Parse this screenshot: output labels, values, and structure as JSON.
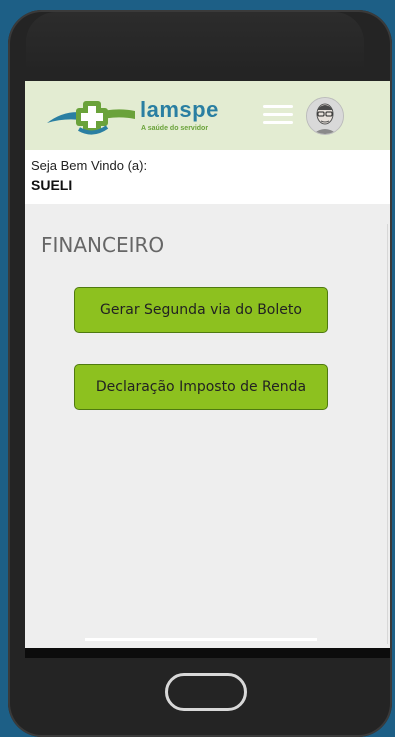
{
  "brand": {
    "name": "lamspe",
    "tagline": "A saúde do servidor"
  },
  "welcome": {
    "label": "Seja Bem Vindo (a):",
    "user": "SUELI"
  },
  "page": {
    "title": "FINANCEIRO"
  },
  "actions": [
    {
      "label": "Gerar Segunda via do Boleto"
    },
    {
      "label": "Declaração Imposto de Renda"
    }
  ],
  "icons": {
    "menu": "hamburger-menu-icon",
    "avatar": "user-avatar"
  },
  "colors": {
    "header_bg": "#e3ecd2",
    "button_green": "#8dc11f",
    "brand_blue": "#2a7fa2",
    "brand_green": "#6aa23a"
  }
}
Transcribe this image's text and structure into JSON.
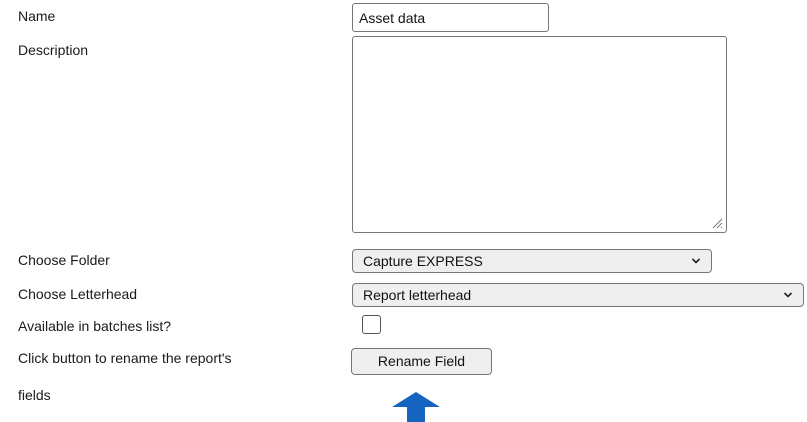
{
  "form": {
    "name_label": "Name",
    "name_value": "Asset data",
    "description_label": "Description",
    "description_value": "",
    "folder_label": "Choose Folder",
    "folder_value": "Capture EXPRESS",
    "letterhead_label": "Choose Letterhead",
    "letterhead_value": "Report letterhead",
    "batches_label": "Available in batches list?",
    "batches_checked": false,
    "rename_label_line1": "Click button to rename the report's",
    "rename_label_line2": "fields",
    "rename_button_label": "Rename Field"
  },
  "icons": {
    "select_arrow": "chevron-down-icon",
    "pointer_arrow": "arrow-up-icon",
    "resize": "resize-grip-icon"
  },
  "colors": {
    "pointer_arrow": "#1565c0",
    "control_bg": "#efefef",
    "control_border": "#767676"
  }
}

········

- Job -
Quote every record above exactly, omitting any pictures they contain.

- Result below -
Parse this screenshot: output labels, values, and structure as JSON.
{
  "brand": {
    "name": "lamspe",
    "tagline": "A saúde do servidor"
  },
  "welcome": {
    "label": "Seja Bem Vindo (a):",
    "user": "SUELI"
  },
  "page": {
    "title": "FINANCEIRO"
  },
  "actions": [
    {
      "label": "Gerar Segunda via do Boleto"
    },
    {
      "label": "Declaração Imposto de Renda"
    }
  ],
  "icons": {
    "menu": "hamburger-menu-icon",
    "avatar": "user-avatar"
  },
  "colors": {
    "header_bg": "#e3ecd2",
    "button_green": "#8dc11f",
    "brand_blue": "#2a7fa2",
    "brand_green": "#6aa23a"
  }
}
Transcribe this image's text and structure into JSON.
{
  "form": {
    "name_label": "Name",
    "name_value": "Asset data",
    "description_label": "Description",
    "description_value": "",
    "folder_label": "Choose Folder",
    "folder_value": "Capture EXPRESS",
    "letterhead_label": "Choose Letterhead",
    "letterhead_value": "Report letterhead",
    "batches_label": "Available in batches list?",
    "batches_checked": false,
    "rename_label_line1": "Click button to rename the report's",
    "rename_label_line2": "fields",
    "rename_button_label": "Rename Field"
  },
  "icons": {
    "select_arrow": "chevron-down-icon",
    "pointer_arrow": "arrow-up-icon",
    "resize": "resize-grip-icon"
  },
  "colors": {
    "pointer_arrow": "#1565c0",
    "control_bg": "#efefef",
    "control_border": "#767676"
  }
}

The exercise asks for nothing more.